Task description: Find the lines containing the word "hydrogen" and copy every one of them.

Data records:
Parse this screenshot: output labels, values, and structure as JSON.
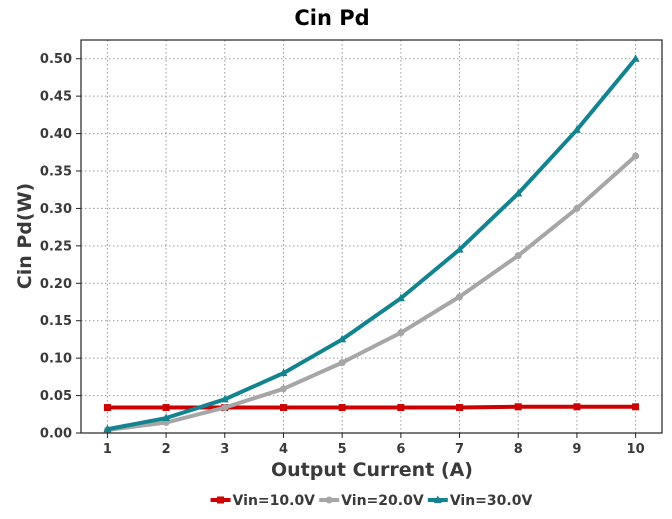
{
  "chart_data": {
    "type": "line",
    "title": "Cin Pd",
    "xlabel": "Output Current (A)",
    "ylabel": "Cin Pd(W)",
    "x": [
      1,
      2,
      3,
      4,
      5,
      6,
      7,
      8,
      9,
      10
    ],
    "x_ticks": [
      "1",
      "2",
      "3",
      "4",
      "5",
      "6",
      "7",
      "8",
      "9",
      "10"
    ],
    "xlim": [
      0.55,
      10.45
    ],
    "ylim": [
      0,
      0.525
    ],
    "y_ticks": [
      "0.00",
      "0.05",
      "0.10",
      "0.15",
      "0.20",
      "0.25",
      "0.30",
      "0.35",
      "0.40",
      "0.45",
      "0.50"
    ],
    "grid": true,
    "legend_position": "bottom",
    "series": [
      {
        "name": "Vin=10.0V",
        "color": "#cc0000",
        "marker": "square",
        "values": [
          0.034,
          0.034,
          0.034,
          0.034,
          0.034,
          0.034,
          0.034,
          0.035,
          0.035,
          0.035
        ]
      },
      {
        "name": "Vin=20.0V",
        "color": "#a6a6a6",
        "marker": "circle",
        "values": [
          0.004,
          0.014,
          0.034,
          0.059,
          0.094,
          0.134,
          0.182,
          0.237,
          0.3,
          0.37
        ]
      },
      {
        "name": "Vin=30.0V",
        "color": "#13838f",
        "marker": "triangle",
        "values": [
          0.005,
          0.02,
          0.045,
          0.08,
          0.125,
          0.18,
          0.245,
          0.32,
          0.405,
          0.5
        ]
      }
    ]
  }
}
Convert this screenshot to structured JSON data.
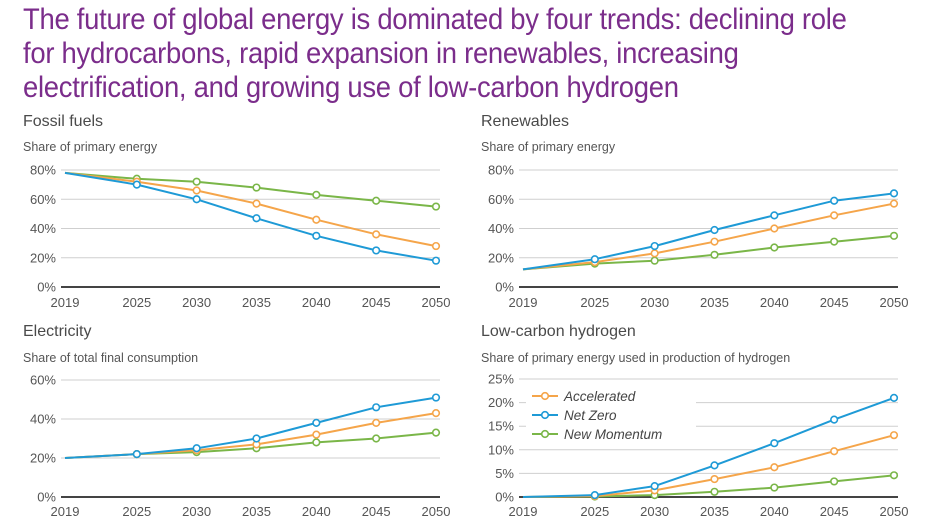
{
  "title": "The future of global energy is dominated by four trends: declining role for hydrocarbons, rapid expansion in renewables, increasing electrification, and growing use of low-carbon hydrogen",
  "colors": {
    "title": "#7b2d8b",
    "Accelerated": "#f5a54a",
    "Net Zero": "#1e9ad6",
    "New Momentum": "#7ab648",
    "grid": "#cfcfcf",
    "axis": "#444444"
  },
  "legend": [
    "Accelerated",
    "Net Zero",
    "New Momentum"
  ],
  "chart_data": [
    {
      "type": "line",
      "title": "Fossil fuels",
      "ylabel": "Share of primary energy",
      "xlabel": "",
      "x": [
        2019,
        2025,
        2030,
        2035,
        2040,
        2045,
        2050
      ],
      "xticks": [
        "2019",
        "2025",
        "2030",
        "2035",
        "2040",
        "2045",
        "2050"
      ],
      "ylim": [
        0,
        80
      ],
      "yticks": [
        0,
        20,
        40,
        60,
        80
      ],
      "ytick_labels": [
        "0%",
        "20%",
        "40%",
        "60%",
        "80%"
      ],
      "grid": true,
      "series": [
        {
          "name": "New Momentum",
          "values": [
            78,
            74,
            72,
            68,
            63,
            59,
            55
          ]
        },
        {
          "name": "Accelerated",
          "values": [
            78,
            72,
            66,
            57,
            46,
            36,
            28
          ]
        },
        {
          "name": "Net Zero",
          "values": [
            78,
            70,
            60,
            47,
            35,
            25,
            18
          ]
        }
      ]
    },
    {
      "type": "line",
      "title": "Renewables",
      "ylabel": "Share of primary energy",
      "xlabel": "",
      "x": [
        2019,
        2025,
        2030,
        2035,
        2040,
        2045,
        2050
      ],
      "xticks": [
        "2019",
        "2025",
        "2030",
        "2035",
        "2040",
        "2045",
        "2050"
      ],
      "ylim": [
        0,
        80
      ],
      "yticks": [
        0,
        20,
        40,
        60,
        80
      ],
      "ytick_labels": [
        "0%",
        "20%",
        "40%",
        "60%",
        "80%"
      ],
      "grid": true,
      "series": [
        {
          "name": "New Momentum",
          "values": [
            12,
            16,
            18,
            22,
            27,
            31,
            35
          ]
        },
        {
          "name": "Accelerated",
          "values": [
            12,
            17,
            23,
            31,
            40,
            49,
            57
          ]
        },
        {
          "name": "Net Zero",
          "values": [
            12,
            19,
            28,
            39,
            49,
            59,
            64
          ]
        }
      ]
    },
    {
      "type": "line",
      "title": "Electricity",
      "ylabel": "Share of total final consumption",
      "xlabel": "",
      "x": [
        2019,
        2025,
        2030,
        2035,
        2040,
        2045,
        2050
      ],
      "xticks": [
        "2019",
        "2025",
        "2030",
        "2035",
        "2040",
        "2045",
        "2050"
      ],
      "ylim": [
        0,
        60
      ],
      "yticks": [
        0,
        20,
        40,
        60
      ],
      "ytick_labels": [
        "0%",
        "20%",
        "40%",
        "60%"
      ],
      "grid": true,
      "series": [
        {
          "name": "New Momentum",
          "values": [
            20,
            22,
            23,
            25,
            28,
            30,
            33
          ]
        },
        {
          "name": "Accelerated",
          "values": [
            20,
            22,
            24,
            27,
            32,
            38,
            43
          ]
        },
        {
          "name": "Net Zero",
          "values": [
            20,
            22,
            25,
            30,
            38,
            46,
            51
          ]
        }
      ]
    },
    {
      "type": "line",
      "title": "Low-carbon hydrogen",
      "ylabel": "Share of primary energy used in production of hydrogen",
      "xlabel": "",
      "x": [
        2019,
        2025,
        2030,
        2035,
        2040,
        2045,
        2050
      ],
      "xticks": [
        "2019",
        "2025",
        "2030",
        "2035",
        "2040",
        "2045",
        "2050"
      ],
      "ylim": [
        0,
        25
      ],
      "yticks": [
        0,
        5,
        10,
        15,
        20,
        25
      ],
      "ytick_labels": [
        "0%",
        "5%",
        "10%",
        "15%",
        "20%",
        "25%"
      ],
      "grid": true,
      "legend": "top-left",
      "series": [
        {
          "name": "New Momentum",
          "values": [
            0,
            0.1,
            0.4,
            1.1,
            2.0,
            3.3,
            4.6
          ]
        },
        {
          "name": "Accelerated",
          "values": [
            0,
            0.2,
            1.4,
            3.8,
            6.3,
            9.7,
            13.1
          ]
        },
        {
          "name": "Net Zero",
          "values": [
            0,
            0.4,
            2.3,
            6.7,
            11.4,
            16.4,
            21.0
          ]
        }
      ]
    }
  ]
}
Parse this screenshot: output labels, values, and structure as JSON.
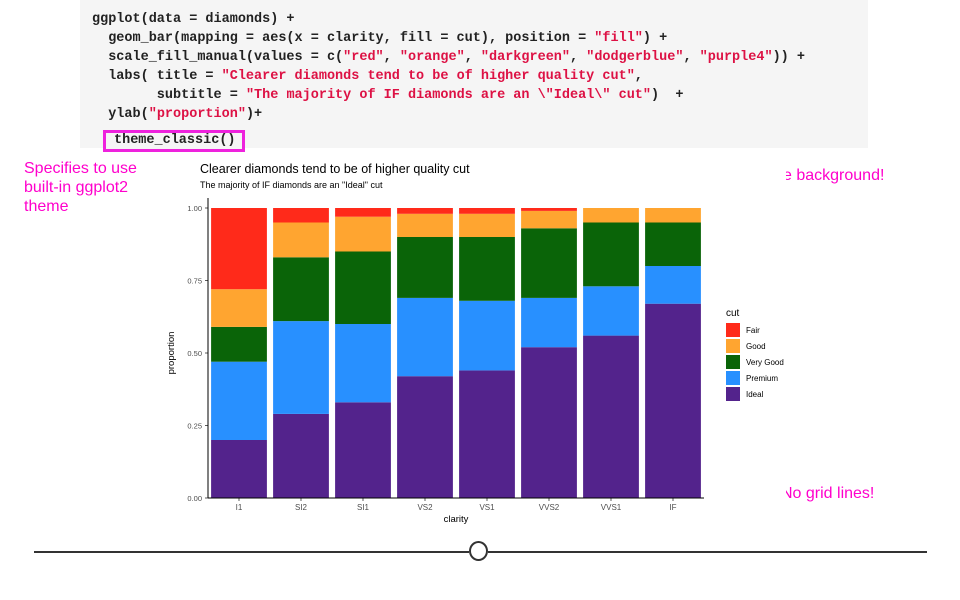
{
  "code": {
    "lines": [
      [
        {
          "t": "ggplot(data = diamonds) +"
        }
      ],
      [
        {
          "t": "  geom_bar(mapping = aes(x = clarity, fill = cut), position = "
        },
        {
          "t": "\"fill\"",
          "s": true
        },
        {
          "t": ") +"
        }
      ],
      [
        {
          "t": "  scale_fill_manual(values = c("
        },
        {
          "t": "\"red\"",
          "s": true
        },
        {
          "t": ", "
        },
        {
          "t": "\"orange\"",
          "s": true
        },
        {
          "t": ", "
        },
        {
          "t": "\"darkgreen\"",
          "s": true
        },
        {
          "t": ", "
        },
        {
          "t": "\"dodgerblue\"",
          "s": true
        },
        {
          "t": ", "
        },
        {
          "t": "\"purple4\"",
          "s": true
        },
        {
          "t": ")) +"
        }
      ],
      [
        {
          "t": "  labs( title = "
        },
        {
          "t": "\"Clearer diamonds tend to be of higher quality cut\"",
          "s": true
        },
        {
          "t": ","
        }
      ],
      [
        {
          "t": "        subtitle = "
        },
        {
          "t": "\"The majority of IF diamonds are an \\\"Ideal\\\" cut\"",
          "s": true
        },
        {
          "t": ")  +"
        }
      ],
      [
        {
          "t": "  ylab("
        },
        {
          "t": "\"proportion\"",
          "s": true
        },
        {
          "t": ")+"
        }
      ]
    ],
    "highlighted_line": "theme_classic()"
  },
  "annotations": {
    "theme_note": "Specifies to use\nbuilt-in ggplot2\ntheme",
    "white_background": "White background!",
    "no_grid": "No grid lines!"
  },
  "colors": {
    "accent": "#ff00cc",
    "string": "#dd1144",
    "code_bg": "#f5f5f5"
  },
  "chart_data": {
    "type": "bar",
    "stacked": true,
    "title": "Clearer diamonds tend to be of higher quality cut",
    "subtitle": "The majority of IF diamonds are an \"Ideal\" cut",
    "xlabel": "clarity",
    "ylabel": "proportion",
    "ylim": [
      0,
      1
    ],
    "yticks": [
      "0.00",
      "0.25",
      "0.50",
      "0.75",
      "1.00"
    ],
    "grid": false,
    "legend_position": "right",
    "legend_title": "cut",
    "categories": [
      "I1",
      "SI2",
      "SI1",
      "VS2",
      "VS1",
      "VVS2",
      "VVS1",
      "IF"
    ],
    "series": [
      {
        "name": "Fair",
        "color": "#ff2a1a",
        "values": [
          0.28,
          0.05,
          0.03,
          0.02,
          0.02,
          0.01,
          0.0,
          0.0
        ]
      },
      {
        "name": "Good",
        "color": "#ffa530",
        "values": [
          0.13,
          0.12,
          0.12,
          0.08,
          0.08,
          0.06,
          0.05,
          0.05
        ]
      },
      {
        "name": "Very Good",
        "color": "#0a6408",
        "values": [
          0.12,
          0.22,
          0.25,
          0.21,
          0.22,
          0.24,
          0.22,
          0.15
        ]
      },
      {
        "name": "Premium",
        "color": "#2890ff",
        "values": [
          0.27,
          0.32,
          0.27,
          0.27,
          0.24,
          0.17,
          0.17,
          0.13
        ]
      },
      {
        "name": "Ideal",
        "color": "#53238c",
        "values": [
          0.2,
          0.29,
          0.33,
          0.42,
          0.44,
          0.52,
          0.56,
          0.67
        ]
      }
    ]
  }
}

Full solution:
  "title": "The future of global energy is dominated by four trends: declining role for hydrocarbons, rapid expansion in renewables, increasing electrification, and growing use of low-carbon hydrogen",
      "title": "Low-carbon hydrogen",
      "ylabel": "Share of primary energy used in production of hydrogen",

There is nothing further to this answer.